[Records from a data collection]

================================

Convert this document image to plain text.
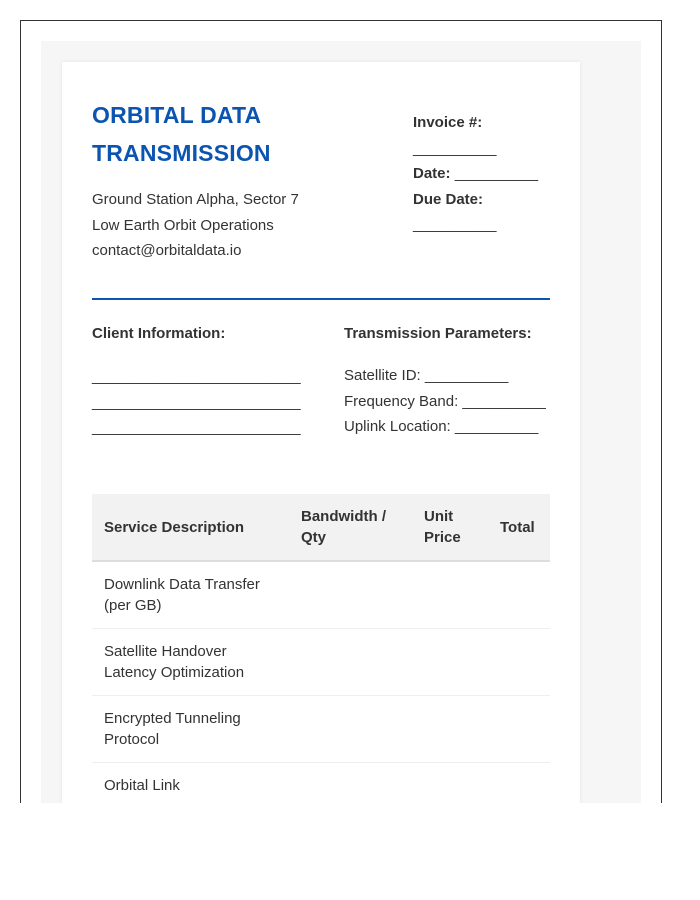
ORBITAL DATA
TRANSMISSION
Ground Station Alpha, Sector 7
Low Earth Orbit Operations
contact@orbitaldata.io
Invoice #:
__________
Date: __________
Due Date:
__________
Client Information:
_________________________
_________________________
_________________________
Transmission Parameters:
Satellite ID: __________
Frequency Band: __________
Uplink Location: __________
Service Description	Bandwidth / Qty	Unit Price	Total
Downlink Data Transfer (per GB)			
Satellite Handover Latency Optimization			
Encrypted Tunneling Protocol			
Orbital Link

================================

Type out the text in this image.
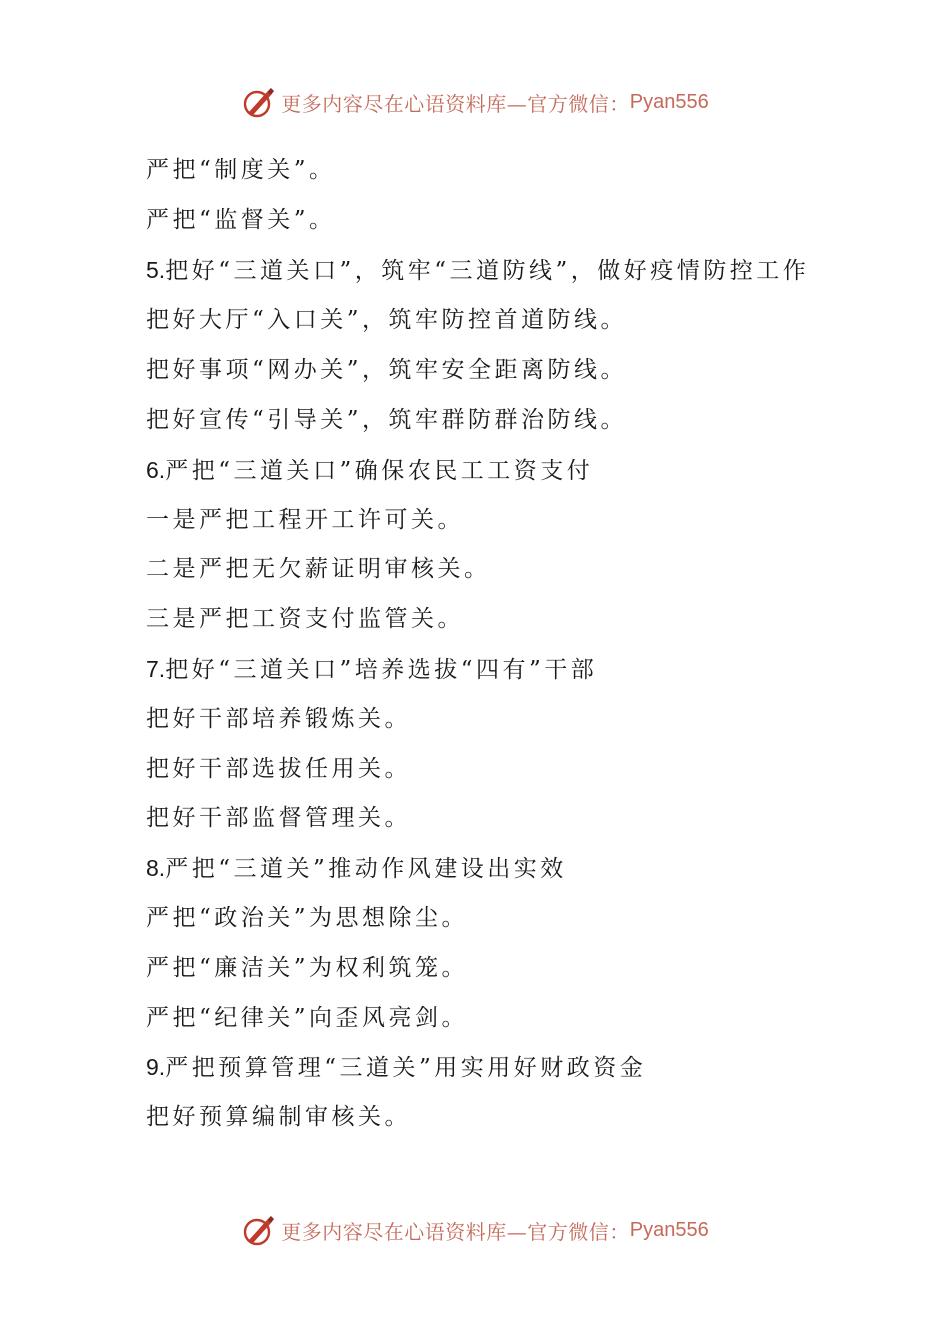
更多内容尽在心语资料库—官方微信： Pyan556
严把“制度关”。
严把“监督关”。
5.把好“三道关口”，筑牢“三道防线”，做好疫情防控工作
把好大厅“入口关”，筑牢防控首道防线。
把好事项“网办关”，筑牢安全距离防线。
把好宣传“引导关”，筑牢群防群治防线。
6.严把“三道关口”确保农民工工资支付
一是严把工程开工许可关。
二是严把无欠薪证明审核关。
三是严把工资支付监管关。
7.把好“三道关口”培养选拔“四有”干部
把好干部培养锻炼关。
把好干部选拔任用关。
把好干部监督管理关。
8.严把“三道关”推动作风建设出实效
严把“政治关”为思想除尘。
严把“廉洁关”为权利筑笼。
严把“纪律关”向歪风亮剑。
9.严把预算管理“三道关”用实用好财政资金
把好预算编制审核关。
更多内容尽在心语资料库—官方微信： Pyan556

================================

▶ [Exercise requirements]:
Search the lines for "this". Copy each line that has it.

▶ [Right answer]:
Convert this document image to plain text.
Type out the text in this image.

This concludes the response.